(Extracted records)
**********

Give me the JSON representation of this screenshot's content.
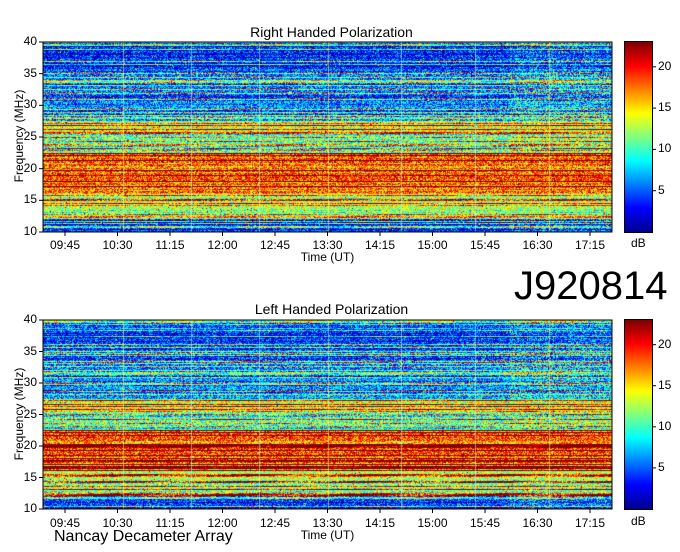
{
  "observation_id": "J920814",
  "credit": "Nancay Decameter Array",
  "chart_data": [
    {
      "type": "heatmap",
      "title": "Right Handed Polarization",
      "xlabel": "Time (UT)",
      "ylabel": "Frequency (MHz)",
      "x_ticks": [
        "09:45",
        "10:30",
        "11:15",
        "12:00",
        "12:45",
        "13:30",
        "14:15",
        "15:00",
        "15:45",
        "16:30",
        "17:15"
      ],
      "y_ticks": [
        10,
        15,
        20,
        25,
        30,
        35,
        40
      ],
      "ylim": [
        10,
        40
      ],
      "colorbar": {
        "label": "dB",
        "ticks": [
          5,
          10,
          15,
          20
        ],
        "range": [
          0,
          23
        ]
      },
      "colormap": [
        "#00008f",
        "#0000ff",
        "#0080ff",
        "#00ffff",
        "#80ff80",
        "#ffff00",
        "#ff8000",
        "#ff0000",
        "#800000"
      ]
    },
    {
      "type": "heatmap",
      "title": "Left Handed Polarization",
      "xlabel": "Time (UT)",
      "ylabel": "Frequency (MHz)",
      "x_ticks": [
        "09:45",
        "10:30",
        "11:15",
        "12:00",
        "12:45",
        "13:30",
        "14:15",
        "15:00",
        "15:45",
        "16:30",
        "17:15"
      ],
      "y_ticks": [
        10,
        15,
        20,
        25,
        30,
        35,
        40
      ],
      "ylim": [
        10,
        40
      ],
      "colorbar": {
        "label": "dB",
        "ticks": [
          5,
          10,
          15,
          20
        ],
        "range": [
          0,
          23
        ]
      },
      "colormap": [
        "#00008f",
        "#0000ff",
        "#0080ff",
        "#00ffff",
        "#80ff80",
        "#ffff00",
        "#ff8000",
        "#ff0000",
        "#800000"
      ]
    }
  ]
}
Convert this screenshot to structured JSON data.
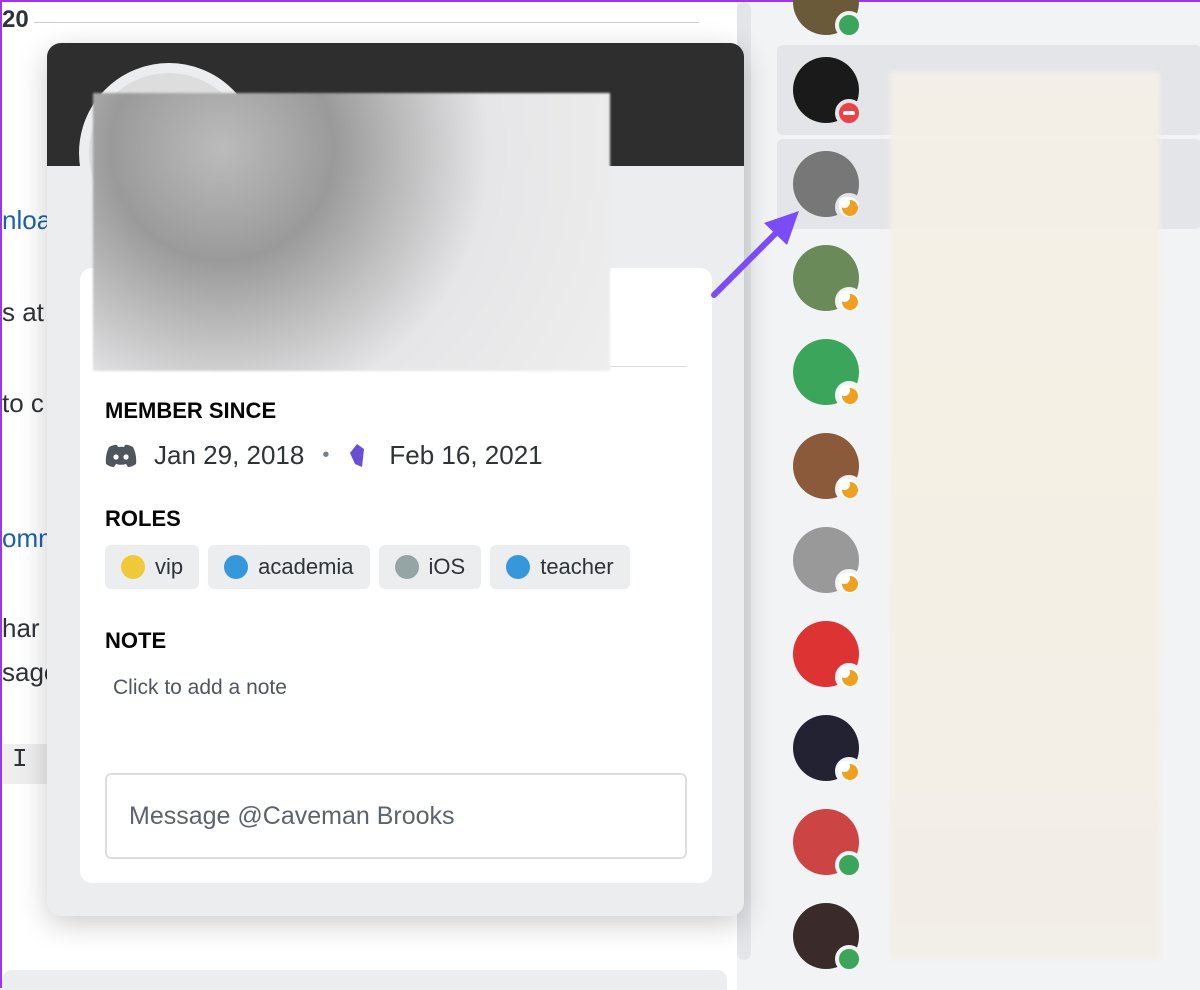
{
  "background_chat": {
    "fragments": [
      "20",
      "nloa",
      "s at",
      "to c",
      "omm",
      "har",
      "sage",
      "I"
    ]
  },
  "profile": {
    "member_since_label": "MEMBER SINCE",
    "discord_date": "Jan 29, 2018",
    "separator": "•",
    "server_date": "Feb 16, 2021",
    "roles_label": "ROLES",
    "roles": [
      {
        "name": "vip",
        "color": "#f0c93a"
      },
      {
        "name": "academia",
        "color": "#3498db"
      },
      {
        "name": "iOS",
        "color": "#95a5a6"
      },
      {
        "name": "teacher",
        "color": "#3498db"
      }
    ],
    "note_label": "NOTE",
    "note_placeholder": "Click to add a note",
    "message_placeholder": "Message @Caveman Brooks"
  },
  "members": [
    {
      "status": "online",
      "highlighted": false,
      "avatar": "#6b5a3a"
    },
    {
      "status": "dnd",
      "highlighted": true,
      "avatar": "#1a1a1a"
    },
    {
      "status": "idle",
      "highlighted": true,
      "avatar": "#777"
    },
    {
      "status": "idle",
      "highlighted": false,
      "avatar": "#6a8a5a"
    },
    {
      "status": "idle",
      "highlighted": false,
      "avatar": "#3ba55c"
    },
    {
      "status": "idle",
      "highlighted": false,
      "avatar": "#8a5a3a"
    },
    {
      "status": "idle",
      "highlighted": false,
      "avatar": "#999"
    },
    {
      "status": "idle",
      "highlighted": false,
      "avatar": "#d33"
    },
    {
      "status": "idle",
      "highlighted": false,
      "avatar": "#223"
    },
    {
      "status": "online",
      "highlighted": false,
      "avatar": "#c44"
    },
    {
      "status": "online",
      "highlighted": false,
      "avatar": "#3a2a2a"
    }
  ],
  "colors": {
    "online": "#3ba55c",
    "idle": "#f0a020",
    "dnd": "#ed4245",
    "arrow": "#7b4cf5"
  }
}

**********

**Exercise goal**
Examine the records and pull out every line where the string "name" occurs.

**Exercise response**
        "name": "vip",
        "name": "academia",
        "name": "iOS",
        "name": "teacher",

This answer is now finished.